[Begin]
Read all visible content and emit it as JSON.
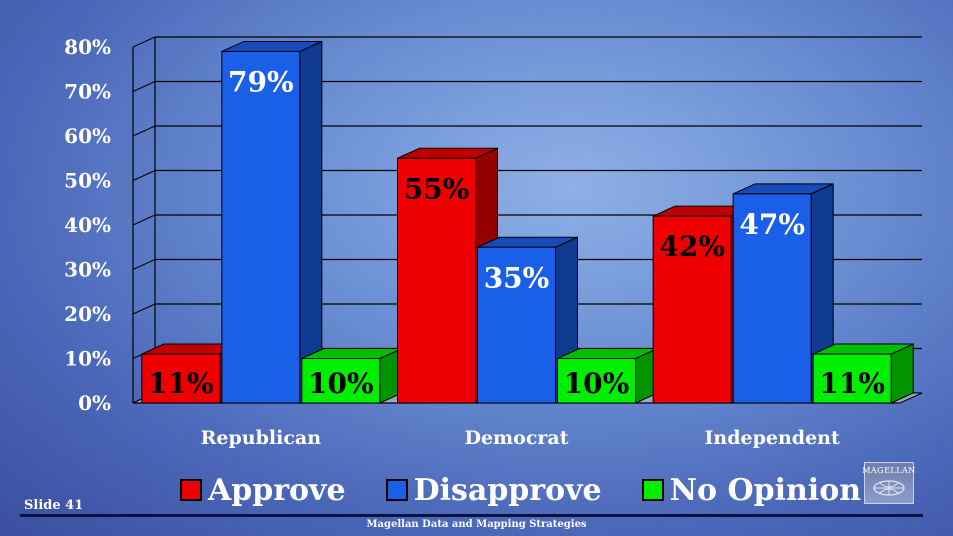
{
  "slide_label": "Slide 41",
  "footer": "Magellan Data and Mapping Strategies",
  "logo_text": "MAGELLAN",
  "chart_data": {
    "type": "bar",
    "categories": [
      "Republican",
      "Democrat",
      "Independent"
    ],
    "series": [
      {
        "name": "Approve",
        "values": [
          11,
          55,
          42
        ],
        "color": "#ee0000",
        "label_color": "#000000"
      },
      {
        "name": "Disapprove",
        "values": [
          79,
          35,
          47
        ],
        "color": "#1a5fe8",
        "label_color": "#ffffff"
      },
      {
        "name": "No Opinion",
        "values": [
          10,
          10,
          11
        ],
        "color": "#00ee00",
        "label_color": "#000000"
      }
    ],
    "yticks": [
      "0%",
      "10%",
      "20%",
      "30%",
      "40%",
      "50%",
      "60%",
      "70%",
      "80%"
    ],
    "ylim": [
      0,
      80
    ],
    "data_labels": [
      [
        "11%",
        "55%",
        "42%"
      ],
      [
        "79%",
        "35%",
        "47%"
      ],
      [
        "10%",
        "10%",
        "11%"
      ]
    ],
    "grid": true,
    "legend_position": "bottom",
    "three_d": true
  }
}
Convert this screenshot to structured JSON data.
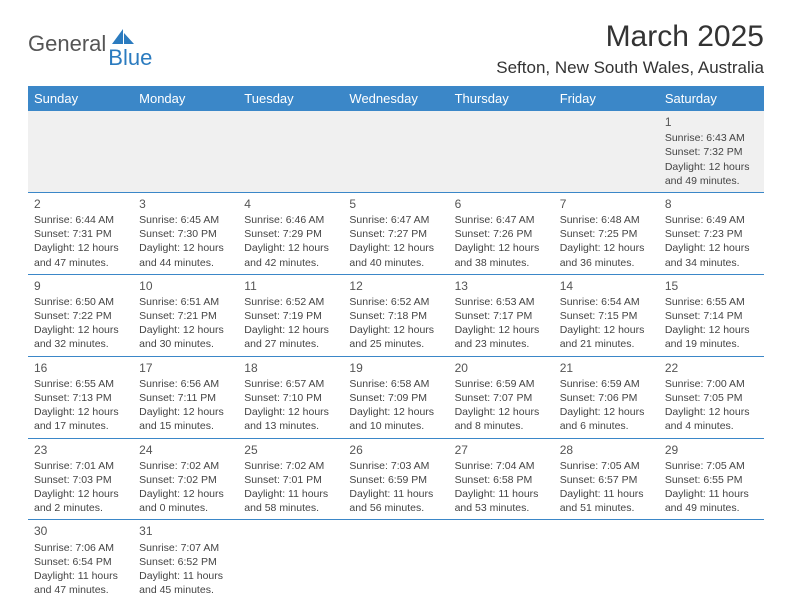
{
  "logo": {
    "text_general": "General",
    "text_blue": "Blue",
    "shape_color": "#2b7bbf"
  },
  "title": {
    "month": "March 2025",
    "location": "Sefton, New South Wales, Australia"
  },
  "colors": {
    "header_bg": "#3b87c8",
    "header_text": "#ffffff",
    "border": "#3b87c8",
    "empty_bg": "#f0f0f0"
  },
  "weekdays": [
    "Sunday",
    "Monday",
    "Tuesday",
    "Wednesday",
    "Thursday",
    "Friday",
    "Saturday"
  ],
  "weeks": [
    [
      null,
      null,
      null,
      null,
      null,
      null,
      {
        "day": "1",
        "sunrise": "Sunrise: 6:43 AM",
        "sunset": "Sunset: 7:32 PM",
        "daylight": "Daylight: 12 hours and 49 minutes."
      }
    ],
    [
      {
        "day": "2",
        "sunrise": "Sunrise: 6:44 AM",
        "sunset": "Sunset: 7:31 PM",
        "daylight": "Daylight: 12 hours and 47 minutes."
      },
      {
        "day": "3",
        "sunrise": "Sunrise: 6:45 AM",
        "sunset": "Sunset: 7:30 PM",
        "daylight": "Daylight: 12 hours and 44 minutes."
      },
      {
        "day": "4",
        "sunrise": "Sunrise: 6:46 AM",
        "sunset": "Sunset: 7:29 PM",
        "daylight": "Daylight: 12 hours and 42 minutes."
      },
      {
        "day": "5",
        "sunrise": "Sunrise: 6:47 AM",
        "sunset": "Sunset: 7:27 PM",
        "daylight": "Daylight: 12 hours and 40 minutes."
      },
      {
        "day": "6",
        "sunrise": "Sunrise: 6:47 AM",
        "sunset": "Sunset: 7:26 PM",
        "daylight": "Daylight: 12 hours and 38 minutes."
      },
      {
        "day": "7",
        "sunrise": "Sunrise: 6:48 AM",
        "sunset": "Sunset: 7:25 PM",
        "daylight": "Daylight: 12 hours and 36 minutes."
      },
      {
        "day": "8",
        "sunrise": "Sunrise: 6:49 AM",
        "sunset": "Sunset: 7:23 PM",
        "daylight": "Daylight: 12 hours and 34 minutes."
      }
    ],
    [
      {
        "day": "9",
        "sunrise": "Sunrise: 6:50 AM",
        "sunset": "Sunset: 7:22 PM",
        "daylight": "Daylight: 12 hours and 32 minutes."
      },
      {
        "day": "10",
        "sunrise": "Sunrise: 6:51 AM",
        "sunset": "Sunset: 7:21 PM",
        "daylight": "Daylight: 12 hours and 30 minutes."
      },
      {
        "day": "11",
        "sunrise": "Sunrise: 6:52 AM",
        "sunset": "Sunset: 7:19 PM",
        "daylight": "Daylight: 12 hours and 27 minutes."
      },
      {
        "day": "12",
        "sunrise": "Sunrise: 6:52 AM",
        "sunset": "Sunset: 7:18 PM",
        "daylight": "Daylight: 12 hours and 25 minutes."
      },
      {
        "day": "13",
        "sunrise": "Sunrise: 6:53 AM",
        "sunset": "Sunset: 7:17 PM",
        "daylight": "Daylight: 12 hours and 23 minutes."
      },
      {
        "day": "14",
        "sunrise": "Sunrise: 6:54 AM",
        "sunset": "Sunset: 7:15 PM",
        "daylight": "Daylight: 12 hours and 21 minutes."
      },
      {
        "day": "15",
        "sunrise": "Sunrise: 6:55 AM",
        "sunset": "Sunset: 7:14 PM",
        "daylight": "Daylight: 12 hours and 19 minutes."
      }
    ],
    [
      {
        "day": "16",
        "sunrise": "Sunrise: 6:55 AM",
        "sunset": "Sunset: 7:13 PM",
        "daylight": "Daylight: 12 hours and 17 minutes."
      },
      {
        "day": "17",
        "sunrise": "Sunrise: 6:56 AM",
        "sunset": "Sunset: 7:11 PM",
        "daylight": "Daylight: 12 hours and 15 minutes."
      },
      {
        "day": "18",
        "sunrise": "Sunrise: 6:57 AM",
        "sunset": "Sunset: 7:10 PM",
        "daylight": "Daylight: 12 hours and 13 minutes."
      },
      {
        "day": "19",
        "sunrise": "Sunrise: 6:58 AM",
        "sunset": "Sunset: 7:09 PM",
        "daylight": "Daylight: 12 hours and 10 minutes."
      },
      {
        "day": "20",
        "sunrise": "Sunrise: 6:59 AM",
        "sunset": "Sunset: 7:07 PM",
        "daylight": "Daylight: 12 hours and 8 minutes."
      },
      {
        "day": "21",
        "sunrise": "Sunrise: 6:59 AM",
        "sunset": "Sunset: 7:06 PM",
        "daylight": "Daylight: 12 hours and 6 minutes."
      },
      {
        "day": "22",
        "sunrise": "Sunrise: 7:00 AM",
        "sunset": "Sunset: 7:05 PM",
        "daylight": "Daylight: 12 hours and 4 minutes."
      }
    ],
    [
      {
        "day": "23",
        "sunrise": "Sunrise: 7:01 AM",
        "sunset": "Sunset: 7:03 PM",
        "daylight": "Daylight: 12 hours and 2 minutes."
      },
      {
        "day": "24",
        "sunrise": "Sunrise: 7:02 AM",
        "sunset": "Sunset: 7:02 PM",
        "daylight": "Daylight: 12 hours and 0 minutes."
      },
      {
        "day": "25",
        "sunrise": "Sunrise: 7:02 AM",
        "sunset": "Sunset: 7:01 PM",
        "daylight": "Daylight: 11 hours and 58 minutes."
      },
      {
        "day": "26",
        "sunrise": "Sunrise: 7:03 AM",
        "sunset": "Sunset: 6:59 PM",
        "daylight": "Daylight: 11 hours and 56 minutes."
      },
      {
        "day": "27",
        "sunrise": "Sunrise: 7:04 AM",
        "sunset": "Sunset: 6:58 PM",
        "daylight": "Daylight: 11 hours and 53 minutes."
      },
      {
        "day": "28",
        "sunrise": "Sunrise: 7:05 AM",
        "sunset": "Sunset: 6:57 PM",
        "daylight": "Daylight: 11 hours and 51 minutes."
      },
      {
        "day": "29",
        "sunrise": "Sunrise: 7:05 AM",
        "sunset": "Sunset: 6:55 PM",
        "daylight": "Daylight: 11 hours and 49 minutes."
      }
    ],
    [
      {
        "day": "30",
        "sunrise": "Sunrise: 7:06 AM",
        "sunset": "Sunset: 6:54 PM",
        "daylight": "Daylight: 11 hours and 47 minutes."
      },
      {
        "day": "31",
        "sunrise": "Sunrise: 7:07 AM",
        "sunset": "Sunset: 6:52 PM",
        "daylight": "Daylight: 11 hours and 45 minutes."
      },
      null,
      null,
      null,
      null,
      null
    ]
  ]
}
[End]
WHAT TO WORK ON:
Find how many lines of the entries contain "JSON". Respond with the number only.

OUTPUT FOR THIS TASK:
2